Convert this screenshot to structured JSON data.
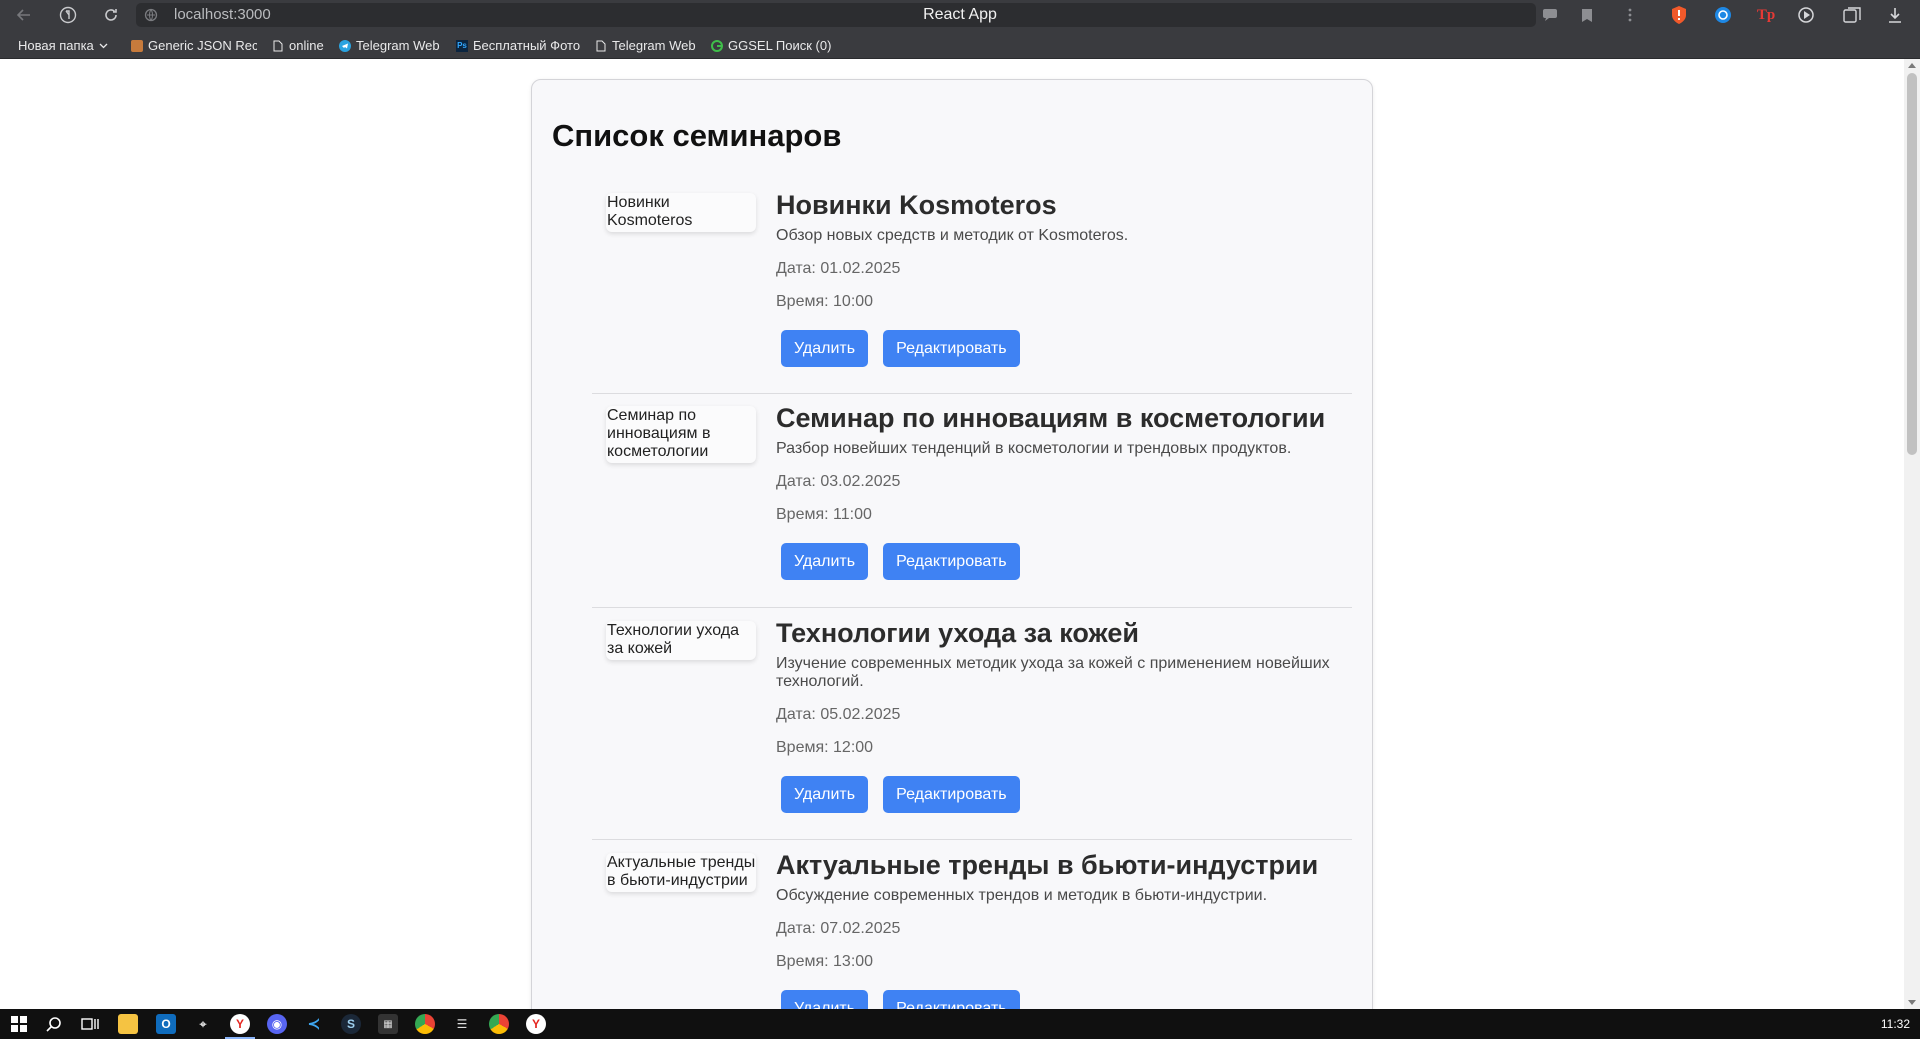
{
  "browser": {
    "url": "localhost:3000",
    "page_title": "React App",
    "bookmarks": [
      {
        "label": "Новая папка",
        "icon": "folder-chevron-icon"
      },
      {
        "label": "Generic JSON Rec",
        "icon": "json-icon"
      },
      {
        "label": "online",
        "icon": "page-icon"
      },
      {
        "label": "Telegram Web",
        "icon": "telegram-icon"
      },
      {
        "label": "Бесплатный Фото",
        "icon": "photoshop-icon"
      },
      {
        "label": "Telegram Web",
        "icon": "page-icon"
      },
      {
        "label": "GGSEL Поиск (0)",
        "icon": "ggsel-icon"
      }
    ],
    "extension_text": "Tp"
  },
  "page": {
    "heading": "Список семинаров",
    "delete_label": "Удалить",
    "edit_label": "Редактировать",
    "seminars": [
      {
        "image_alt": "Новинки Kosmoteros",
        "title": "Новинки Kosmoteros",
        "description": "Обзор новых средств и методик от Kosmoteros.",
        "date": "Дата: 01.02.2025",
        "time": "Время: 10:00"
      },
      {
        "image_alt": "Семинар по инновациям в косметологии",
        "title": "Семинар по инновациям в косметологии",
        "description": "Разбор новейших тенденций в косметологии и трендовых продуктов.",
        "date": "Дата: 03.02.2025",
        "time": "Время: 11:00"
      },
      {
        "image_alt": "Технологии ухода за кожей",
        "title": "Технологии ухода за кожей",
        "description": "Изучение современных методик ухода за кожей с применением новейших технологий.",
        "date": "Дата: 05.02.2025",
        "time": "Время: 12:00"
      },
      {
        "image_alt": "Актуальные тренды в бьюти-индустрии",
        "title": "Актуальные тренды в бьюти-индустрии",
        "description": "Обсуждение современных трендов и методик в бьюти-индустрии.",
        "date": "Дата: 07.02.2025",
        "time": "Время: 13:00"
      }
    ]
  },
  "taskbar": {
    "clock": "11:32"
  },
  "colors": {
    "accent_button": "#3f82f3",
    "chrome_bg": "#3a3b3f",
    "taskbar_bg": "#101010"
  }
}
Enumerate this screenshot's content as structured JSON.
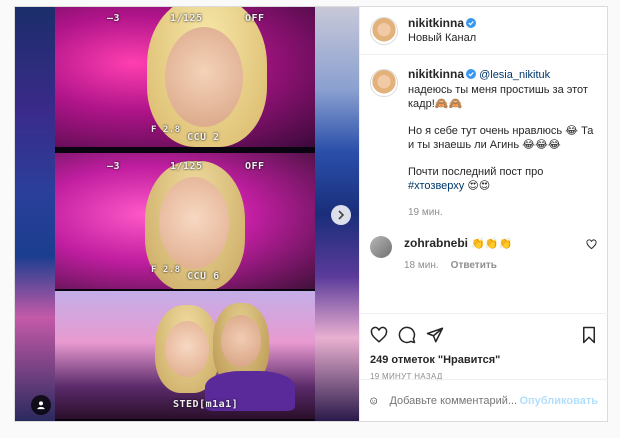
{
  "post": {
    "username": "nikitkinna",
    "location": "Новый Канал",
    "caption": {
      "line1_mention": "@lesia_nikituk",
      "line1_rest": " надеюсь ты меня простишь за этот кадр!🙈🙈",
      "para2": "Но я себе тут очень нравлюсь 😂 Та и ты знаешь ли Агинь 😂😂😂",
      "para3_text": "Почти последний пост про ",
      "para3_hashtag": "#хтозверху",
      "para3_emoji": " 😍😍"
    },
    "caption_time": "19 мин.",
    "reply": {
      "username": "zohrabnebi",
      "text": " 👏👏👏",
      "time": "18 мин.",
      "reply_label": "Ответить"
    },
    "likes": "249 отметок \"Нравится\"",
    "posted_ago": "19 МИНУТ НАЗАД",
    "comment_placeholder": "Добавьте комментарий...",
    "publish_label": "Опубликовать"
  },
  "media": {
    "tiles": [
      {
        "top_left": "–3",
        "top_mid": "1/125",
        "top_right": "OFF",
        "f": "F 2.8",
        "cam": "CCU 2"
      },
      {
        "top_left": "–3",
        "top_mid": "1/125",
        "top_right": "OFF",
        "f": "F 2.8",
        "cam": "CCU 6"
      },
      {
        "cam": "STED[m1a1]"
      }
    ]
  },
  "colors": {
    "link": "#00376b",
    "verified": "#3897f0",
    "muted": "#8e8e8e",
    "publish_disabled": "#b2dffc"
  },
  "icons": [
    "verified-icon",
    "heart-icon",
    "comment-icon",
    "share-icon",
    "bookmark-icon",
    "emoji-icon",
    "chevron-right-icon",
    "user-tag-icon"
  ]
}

———

• _SET TASK_
In the listing, find each line with the string "новейших" and copy it.

• _OUTPUT BELOW_
        "description": "Разбор новейших тенденций в косметологии и трендовых продуктов.",
        "description": "Изучение современных методик ухода за кожей с применением новейших технологий.",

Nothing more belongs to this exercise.